Give the listing again exactly, omitting its images.
=== Listed records ===
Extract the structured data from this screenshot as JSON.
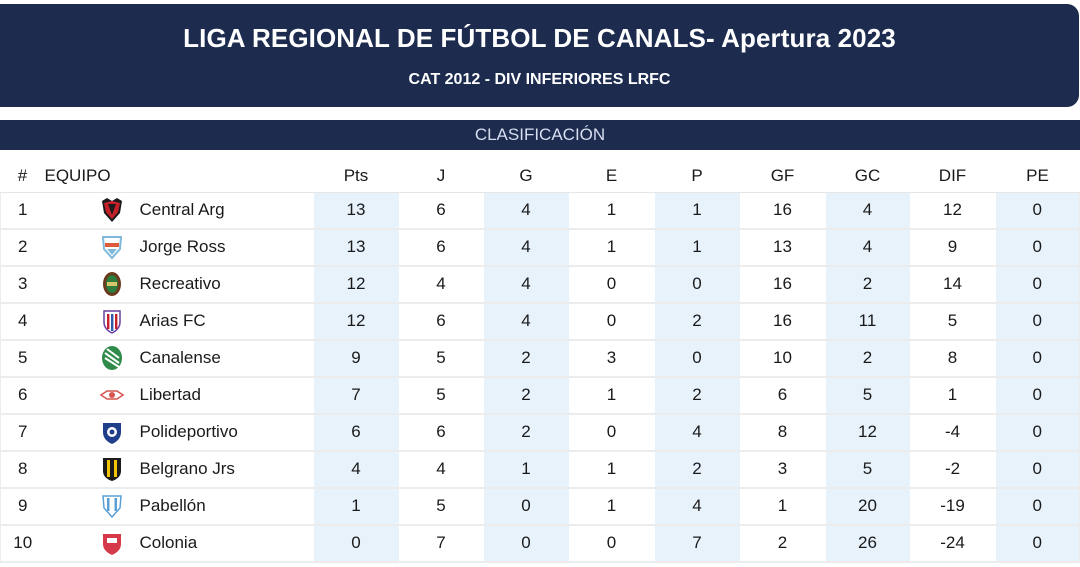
{
  "header": {
    "title": "LIGA REGIONAL DE FÚTBOL DE CANALS- Apertura 2023",
    "subtitle": "CAT 2012 - DIV INFERIORES LRFC"
  },
  "section": {
    "title": "CLASIFICACIÓN"
  },
  "columns": [
    "#",
    "EQUIPO",
    "Pts",
    "J",
    "G",
    "E",
    "P",
    "GF",
    "GC",
    "DIF",
    "PE"
  ],
  "rows": [
    {
      "pos": "1",
      "team": "Central Arg",
      "crest": "central-arg-crest",
      "pts": "13",
      "j": "6",
      "g": "4",
      "e": "1",
      "p": "1",
      "gf": "16",
      "gc": "4",
      "dif": "12",
      "pe": "0"
    },
    {
      "pos": "2",
      "team": "Jorge Ross",
      "crest": "jorge-ross-crest",
      "pts": "13",
      "j": "6",
      "g": "4",
      "e": "1",
      "p": "1",
      "gf": "13",
      "gc": "4",
      "dif": "9",
      "pe": "0"
    },
    {
      "pos": "3",
      "team": "Recreativo",
      "crest": "recreativo-crest",
      "pts": "12",
      "j": "4",
      "g": "4",
      "e": "0",
      "p": "0",
      "gf": "16",
      "gc": "2",
      "dif": "14",
      "pe": "0"
    },
    {
      "pos": "4",
      "team": "Arias FC",
      "crest": "arias-fc-crest",
      "pts": "12",
      "j": "6",
      "g": "4",
      "e": "0",
      "p": "2",
      "gf": "16",
      "gc": "11",
      "dif": "5",
      "pe": "0"
    },
    {
      "pos": "5",
      "team": "Canalense",
      "crest": "canalense-crest",
      "pts": "9",
      "j": "5",
      "g": "2",
      "e": "3",
      "p": "0",
      "gf": "10",
      "gc": "2",
      "dif": "8",
      "pe": "0"
    },
    {
      "pos": "6",
      "team": "Libertad",
      "crest": "libertad-crest",
      "pts": "7",
      "j": "5",
      "g": "2",
      "e": "1",
      "p": "2",
      "gf": "6",
      "gc": "5",
      "dif": "1",
      "pe": "0"
    },
    {
      "pos": "7",
      "team": "Polideportivo",
      "crest": "polideportivo-crest",
      "pts": "6",
      "j": "6",
      "g": "2",
      "e": "0",
      "p": "4",
      "gf": "8",
      "gc": "12",
      "dif": "-4",
      "pe": "0"
    },
    {
      "pos": "8",
      "team": "Belgrano Jrs",
      "crest": "belgrano-jrs-crest",
      "pts": "4",
      "j": "4",
      "g": "1",
      "e": "1",
      "p": "2",
      "gf": "3",
      "gc": "5",
      "dif": "-2",
      "pe": "0"
    },
    {
      "pos": "9",
      "team": "Pabellón",
      "crest": "pabellon-crest",
      "pts": "1",
      "j": "5",
      "g": "0",
      "e": "1",
      "p": "4",
      "gf": "1",
      "gc": "20",
      "dif": "-19",
      "pe": "0"
    },
    {
      "pos": "10",
      "team": "Colonia",
      "crest": "colonia-crest",
      "pts": "0",
      "j": "7",
      "g": "0",
      "e": "0",
      "p": "7",
      "gf": "2",
      "gc": "26",
      "dif": "-24",
      "pe": "0"
    }
  ],
  "colors": {
    "header_bg": "#1c2b4e",
    "shade": "#e7f2fb"
  }
}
===
(Solution to the problem):
Extract the structured data from this screenshot as JSON.
{
  "header": {
    "title": "LIGA REGIONAL DE FÚTBOL DE CANALS- Apertura 2023",
    "subtitle": "CAT 2012 - DIV INFERIORES LRFC"
  },
  "section": {
    "title": "CLASIFICACIÓN"
  },
  "columns": [
    "#",
    "EQUIPO",
    "Pts",
    "J",
    "G",
    "E",
    "P",
    "GF",
    "GC",
    "DIF",
    "PE"
  ],
  "rows": [
    {
      "pos": "1",
      "team": "Central Arg",
      "crest": "central-arg-crest",
      "pts": "13",
      "j": "6",
      "g": "4",
      "e": "1",
      "p": "1",
      "gf": "16",
      "gc": "4",
      "dif": "12",
      "pe": "0"
    },
    {
      "pos": "2",
      "team": "Jorge Ross",
      "crest": "jorge-ross-crest",
      "pts": "13",
      "j": "6",
      "g": "4",
      "e": "1",
      "p": "1",
      "gf": "13",
      "gc": "4",
      "dif": "9",
      "pe": "0"
    },
    {
      "pos": "3",
      "team": "Recreativo",
      "crest": "recreativo-crest",
      "pts": "12",
      "j": "4",
      "g": "4",
      "e": "0",
      "p": "0",
      "gf": "16",
      "gc": "2",
      "dif": "14",
      "pe": "0"
    },
    {
      "pos": "4",
      "team": "Arias FC",
      "crest": "arias-fc-crest",
      "pts": "12",
      "j": "6",
      "g": "4",
      "e": "0",
      "p": "2",
      "gf": "16",
      "gc": "11",
      "dif": "5",
      "pe": "0"
    },
    {
      "pos": "5",
      "team": "Canalense",
      "crest": "canalense-crest",
      "pts": "9",
      "j": "5",
      "g": "2",
      "e": "3",
      "p": "0",
      "gf": "10",
      "gc": "2",
      "dif": "8",
      "pe": "0"
    },
    {
      "pos": "6",
      "team": "Libertad",
      "crest": "libertad-crest",
      "pts": "7",
      "j": "5",
      "g": "2",
      "e": "1",
      "p": "2",
      "gf": "6",
      "gc": "5",
      "dif": "1",
      "pe": "0"
    },
    {
      "pos": "7",
      "team": "Polideportivo",
      "crest": "polideportivo-crest",
      "pts": "6",
      "j": "6",
      "g": "2",
      "e": "0",
      "p": "4",
      "gf": "8",
      "gc": "12",
      "dif": "-4",
      "pe": "0"
    },
    {
      "pos": "8",
      "team": "Belgrano Jrs",
      "crest": "belgrano-jrs-crest",
      "pts": "4",
      "j": "4",
      "g": "1",
      "e": "1",
      "p": "2",
      "gf": "3",
      "gc": "5",
      "dif": "-2",
      "pe": "0"
    },
    {
      "pos": "9",
      "team": "Pabellón",
      "crest": "pabellon-crest",
      "pts": "1",
      "j": "5",
      "g": "0",
      "e": "1",
      "p": "4",
      "gf": "1",
      "gc": "20",
      "dif": "-19",
      "pe": "0"
    },
    {
      "pos": "10",
      "team": "Colonia",
      "crest": "colonia-crest",
      "pts": "0",
      "j": "7",
      "g": "0",
      "e": "0",
      "p": "7",
      "gf": "2",
      "gc": "26",
      "dif": "-24",
      "pe": "0"
    }
  ],
  "colors": {
    "header_bg": "#1c2b4e",
    "shade": "#e7f2fb"
  }
}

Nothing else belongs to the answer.